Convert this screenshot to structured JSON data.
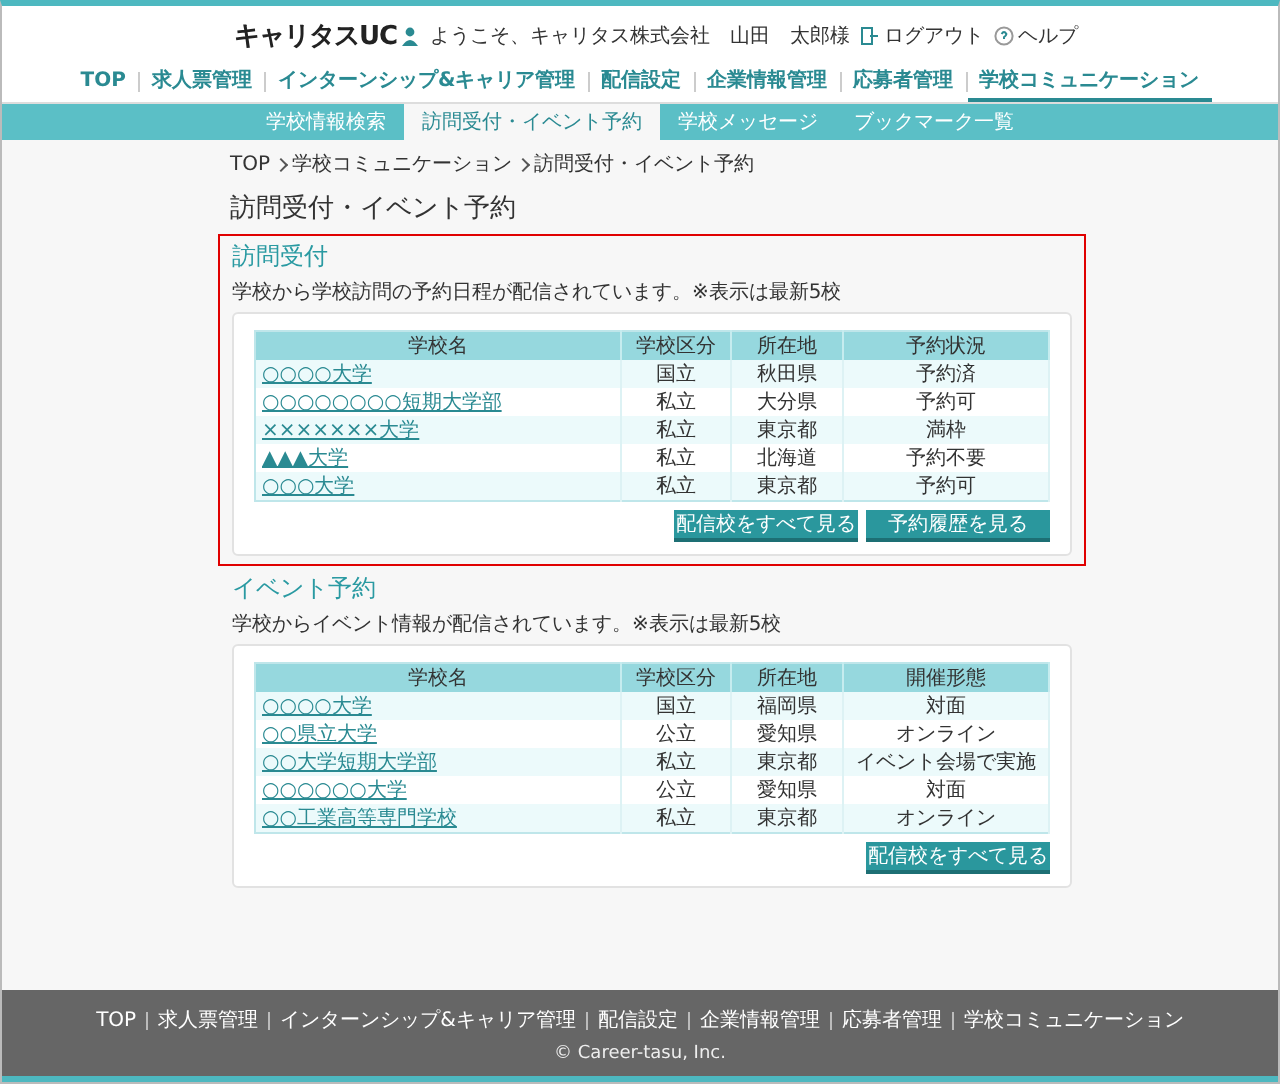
{
  "header": {
    "logo": "キャリタスUC",
    "greeting": "ようこそ、キャリタス株式会社　山田　太郎様",
    "logout": "ログアウト",
    "help": "ヘルプ"
  },
  "nav": [
    {
      "label": "TOP",
      "selected": false
    },
    {
      "label": "求人票管理",
      "selected": false
    },
    {
      "label": "インターンシップ&キャリア管理",
      "selected": false
    },
    {
      "label": "配信設定",
      "selected": false
    },
    {
      "label": "企業情報管理",
      "selected": false
    },
    {
      "label": "応募者管理",
      "selected": false
    },
    {
      "label": "学校コミュニケーション",
      "selected": true
    }
  ],
  "subnav": [
    {
      "label": "学校情報検索",
      "selected": false
    },
    {
      "label": "訪問受付・イベント予約",
      "selected": true
    },
    {
      "label": "学校メッセージ",
      "selected": false
    },
    {
      "label": "ブックマーク一覧",
      "selected": false
    }
  ],
  "breadcrumb": [
    "TOP",
    "学校コミュニケーション",
    "訪問受付・イベント予約"
  ],
  "page_title": "訪問受付・イベント予約",
  "sections": [
    {
      "title": "訪問受付",
      "highlighted": true,
      "description": "学校から学校訪問の予約日程が配信されています。※表示は最新5校",
      "columns": [
        "学校名",
        "学校区分",
        "所在地",
        "予約状況"
      ],
      "rows": [
        [
          "○○○○大学",
          "国立",
          "秋田県",
          "予約済"
        ],
        [
          "○○○○○○○○短期大学部",
          "私立",
          "大分県",
          "予約可"
        ],
        [
          "×××××××大学",
          "私立",
          "東京都",
          "満枠"
        ],
        [
          "▲▲▲大学",
          "私立",
          "北海道",
          "予約不要"
        ],
        [
          "○○○大学",
          "私立",
          "東京都",
          "予約可"
        ]
      ],
      "buttons": [
        "配信校をすべて見る",
        "予約履歴を見る"
      ]
    },
    {
      "title": "イベント予約",
      "highlighted": false,
      "description": "学校からイベント情報が配信されています。※表示は最新5校",
      "columns": [
        "学校名",
        "学校区分",
        "所在地",
        "開催形態"
      ],
      "rows": [
        [
          "○○○○大学",
          "国立",
          "福岡県",
          "対面"
        ],
        [
          "○○県立大学",
          "公立",
          "愛知県",
          "オンライン"
        ],
        [
          "○○大学短期大学部",
          "私立",
          "東京都",
          "イベント会場で実施"
        ],
        [
          "○○○○○○大学",
          "公立",
          "愛知県",
          "対面"
        ],
        [
          "○○工業高等専門学校",
          "私立",
          "東京都",
          "オンライン"
        ]
      ],
      "buttons": [
        "配信校をすべて見る"
      ]
    }
  ],
  "footer": {
    "nav": [
      "TOP",
      "求人票管理",
      "インターンシップ&キャリア管理",
      "配信設定",
      "企業情報管理",
      "応募者管理",
      "学校コミュニケーション"
    ],
    "copyright": "© Career-tasu, Inc."
  }
}
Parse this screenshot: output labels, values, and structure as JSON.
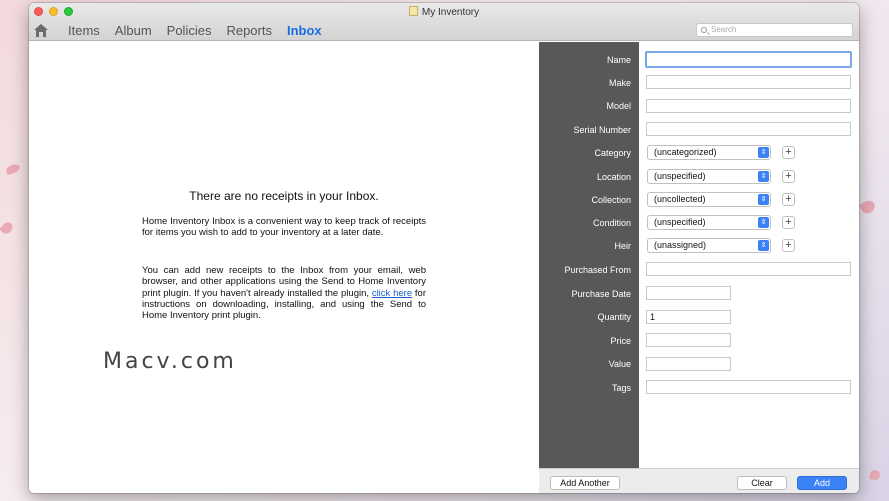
{
  "window": {
    "title": "My Inventory"
  },
  "tabs": [
    {
      "label": "Items"
    },
    {
      "label": "Album"
    },
    {
      "label": "Policies"
    },
    {
      "label": "Reports"
    },
    {
      "label": "Inbox"
    }
  ],
  "active_tab": "Inbox",
  "search": {
    "placeholder": "Search"
  },
  "inbox": {
    "empty_title": "There are no receipts in your Inbox.",
    "paragraph1": "Home Inventory Inbox is a convenient way to keep track of receipts for items you wish to add to your inventory at a later date.",
    "paragraph2_before": "You can add new receipts to the Inbox from your email, web browser, and other applications using the Send to Home Inventory print plugin. If you haven't already installed the plugin, ",
    "paragraph2_link": "click here",
    "paragraph2_after": " for instructions on downloading, installing, and using the Send to Home Inventory print plugin."
  },
  "watermark": "Macv.com",
  "form": {
    "labels": {
      "name": "Name",
      "make": "Make",
      "model": "Model",
      "serial": "Serial Number",
      "category": "Category",
      "location": "Location",
      "collection": "Collection",
      "condition": "Condition",
      "heir": "Heir",
      "purchased_from": "Purchased From",
      "purchase_date": "Purchase Date",
      "quantity": "Quantity",
      "price": "Price",
      "value": "Value",
      "tags": "Tags"
    },
    "values": {
      "name": "",
      "make": "",
      "model": "",
      "serial": "",
      "category": "(uncategorized)",
      "location": "(unspecified)",
      "collection": "(uncollected)",
      "condition": "(unspecified)",
      "heir": "(unassigned)",
      "purchased_from": "",
      "purchase_date": "",
      "quantity": "1",
      "price": "",
      "value": "",
      "tags": ""
    },
    "plus_symbol": "+",
    "popup_arrows": "⇕"
  },
  "buttons": {
    "add_another": "Add Another",
    "clear": "Clear",
    "add": "Add"
  },
  "colors": {
    "accent": "#3b82f6",
    "active_tab": "#1a6fe0",
    "label_panel": "#585858"
  }
}
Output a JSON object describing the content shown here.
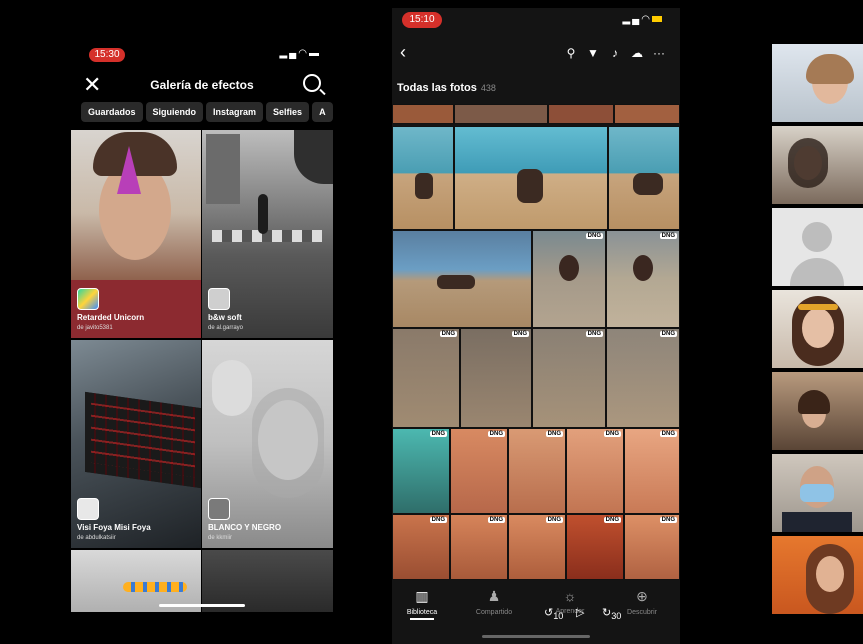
{
  "left_phone": {
    "time": "15:30",
    "title": "Galería de efectos",
    "chips": [
      "Guardados",
      "Siguiendo",
      "Instagram",
      "Selfies",
      "A"
    ],
    "effects": [
      {
        "title": "Retarded Unicorn",
        "author": "de javito5381"
      },
      {
        "title": "b&w soft",
        "author": "de al.garrayo"
      },
      {
        "title": "Visi Foya Misi Foya",
        "author": "de abdulkatsiir"
      },
      {
        "title": "BLANCO Y NEGRO",
        "author": "de kkmiir"
      }
    ]
  },
  "middle_phone": {
    "time": "15:10",
    "album_title": "Todas las fotos",
    "photo_count": "438",
    "dng_badge": "DNG",
    "tabs": [
      {
        "label": "Biblioteca",
        "icon": "library-icon"
      },
      {
        "label": "Compartido",
        "icon": "people-icon"
      },
      {
        "label": "Aprender",
        "icon": "lightbulb-icon"
      },
      {
        "label": "Descubrir",
        "icon": "globe-icon"
      }
    ],
    "skip_back": "10",
    "skip_forward": "30"
  },
  "colors": {
    "status_red": "#d5302a",
    "battery_yellow": "#ffcc00"
  }
}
-- -- --
- WHAT IS NEEDED: Your task is to set down the records shown above exactly, minus any pictures.

- RESPONSE FOR THIS EXERCISE:
Convert this screenshot to structured JSON data.
{
  "header": {
    "logo": "キャリタスUC",
    "greeting": "ようこそ、キャリタス株式会社　山田　太郎様",
    "logout": "ログアウト",
    "help": "ヘルプ"
  },
  "nav": [
    {
      "label": "TOP",
      "selected": false
    },
    {
      "label": "求人票管理",
      "selected": false
    },
    {
      "label": "インターンシップ&キャリア管理",
      "selected": false
    },
    {
      "label": "配信設定",
      "selected": false
    },
    {
      "label": "企業情報管理",
      "selected": false
    },
    {
      "label": "応募者管理",
      "selected": false
    },
    {
      "label": "学校コミュニケーション",
      "selected": true
    }
  ],
  "subnav": [
    {
      "label": "学校情報検索",
      "selected": false
    },
    {
      "label": "訪問受付・イベント予約",
      "selected": true
    },
    {
      "label": "学校メッセージ",
      "selected": false
    },
    {
      "label": "ブックマーク一覧",
      "selected": false
    }
  ],
  "breadcrumb": [
    "TOP",
    "学校コミュニケーション",
    "訪問受付・イベント予約"
  ],
  "page_title": "訪問受付・イベント予約",
  "sections": [
    {
      "title": "訪問受付",
      "highlighted": true,
      "description": "学校から学校訪問の予約日程が配信されています。※表示は最新5校",
      "columns": [
        "学校名",
        "学校区分",
        "所在地",
        "予約状況"
      ],
      "rows": [
        [
          "○○○○大学",
          "国立",
          "秋田県",
          "予約済"
        ],
        [
          "○○○○○○○○短期大学部",
          "私立",
          "大分県",
          "予約可"
        ],
        [
          "×××××××大学",
          "私立",
          "東京都",
          "満枠"
        ],
        [
          "▲▲▲大学",
          "私立",
          "北海道",
          "予約不要"
        ],
        [
          "○○○大学",
          "私立",
          "東京都",
          "予約可"
        ]
      ],
      "buttons": [
        "配信校をすべて見る",
        "予約履歴を見る"
      ]
    },
    {
      "title": "イベント予約",
      "highlighted": false,
      "description": "学校からイベント情報が配信されています。※表示は最新5校",
      "columns": [
        "学校名",
        "学校区分",
        "所在地",
        "開催形態"
      ],
      "rows": [
        [
          "○○○○大学",
          "国立",
          "福岡県",
          "対面"
        ],
        [
          "○○県立大学",
          "公立",
          "愛知県",
          "オンライン"
        ],
        [
          "○○大学短期大学部",
          "私立",
          "東京都",
          "イベント会場で実施"
        ],
        [
          "○○○○○○大学",
          "公立",
          "愛知県",
          "対面"
        ],
        [
          "○○工業高等専門学校",
          "私立",
          "東京都",
          "オンライン"
        ]
      ],
      "buttons": [
        "配信校をすべて見る"
      ]
    }
  ],
  "footer": {
    "nav": [
      "TOP",
      "求人票管理",
      "インターンシップ&キャリア管理",
      "配信設定",
      "企業情報管理",
      "応募者管理",
      "学校コミュニケーション"
    ],
    "copyright": "© Career-tasu, Inc."
  }
}
Parse this screenshot: output labels, values, and structure as JSON.
{
  "window": {
    "title": "My Inventory"
  },
  "tabs": [
    {
      "label": "Items"
    },
    {
      "label": "Album"
    },
    {
      "label": "Policies"
    },
    {
      "label": "Reports"
    },
    {
      "label": "Inbox"
    }
  ],
  "active_tab": "Inbox",
  "search": {
    "placeholder": "Search"
  },
  "inbox": {
    "empty_title": "There are no receipts in your Inbox.",
    "paragraph1": "Home Inventory Inbox is a convenient way to keep track of receipts for items you wish to add to your inventory at a later date.",
    "paragraph2_before": "You can add new receipts to the Inbox from your email, web browser, and other applications using the Send to Home Inventory print plugin. If you haven't already installed the plugin, ",
    "paragraph2_link": "click here",
    "paragraph2_after": " for instructions on downloading, installing, and using the Send to Home Inventory print plugin."
  },
  "watermark": "Macv.com",
  "form": {
    "labels": {
      "name": "Name",
      "make": "Make",
      "model": "Model",
      "serial": "Serial Number",
      "category": "Category",
      "location": "Location",
      "collection": "Collection",
      "condition": "Condition",
      "heir": "Heir",
      "purchased_from": "Purchased From",
      "purchase_date": "Purchase Date",
      "quantity": "Quantity",
      "price": "Price",
      "value": "Value",
      "tags": "Tags"
    },
    "values": {
      "name": "",
      "make": "",
      "model": "",
      "serial": "",
      "category": "(uncategorized)",
      "location": "(unspecified)",
      "collection": "(uncollected)",
      "condition": "(unspecified)",
      "heir": "(unassigned)",
      "purchased_from": "",
      "purchase_date": "",
      "quantity": "1",
      "price": "",
      "value": "",
      "tags": ""
    },
    "plus_symbol": "+",
    "popup_arrows": "⇕"
  },
  "buttons": {
    "add_another": "Add Another",
    "clear": "Clear",
    "add": "Add"
  },
  "colors": {
    "accent": "#3b82f6",
    "active_tab": "#1a6fe0",
    "label_panel": "#585858"
  }
}
Output a JSON object describing the content shown here.
{
  "left_phone": {
    "time": "15:30",
    "title": "Galería de efectos",
    "chips": [
      "Guardados",
      "Siguiendo",
      "Instagram",
      "Selfies",
      "A"
    ],
    "effects": [
      {
        "title": "Retarded Unicorn",
        "author": "de javito5381"
      },
      {
        "title": "b&w soft",
        "author": "de al.garrayo"
      },
      {
        "title": "Visi Foya Misi Foya",
        "author": "de abdulkatsiir"
      },
      {
        "title": "BLANCO Y NEGRO",
        "author": "de kkmiir"
      }
    ]
  },
  "middle_phone": {
    "time": "15:10",
    "album_title": "Todas las fotos",
    "photo_count": "438",
    "dng_badge": "DNG",
    "tabs": [
      {
        "label": "Biblioteca",
        "icon": "library-icon"
      },
      {
        "label": "Compartido",
        "icon": "people-icon"
      },
      {
        "label": "Aprender",
        "icon": "lightbulb-icon"
      },
      {
        "label": "Descubrir",
        "icon": "globe-icon"
      }
    ],
    "skip_back": "10",
    "skip_forward": "30"
  },
  "colors": {
    "status_red": "#d5302a",
    "battery_yellow": "#ffcc00"
  }
}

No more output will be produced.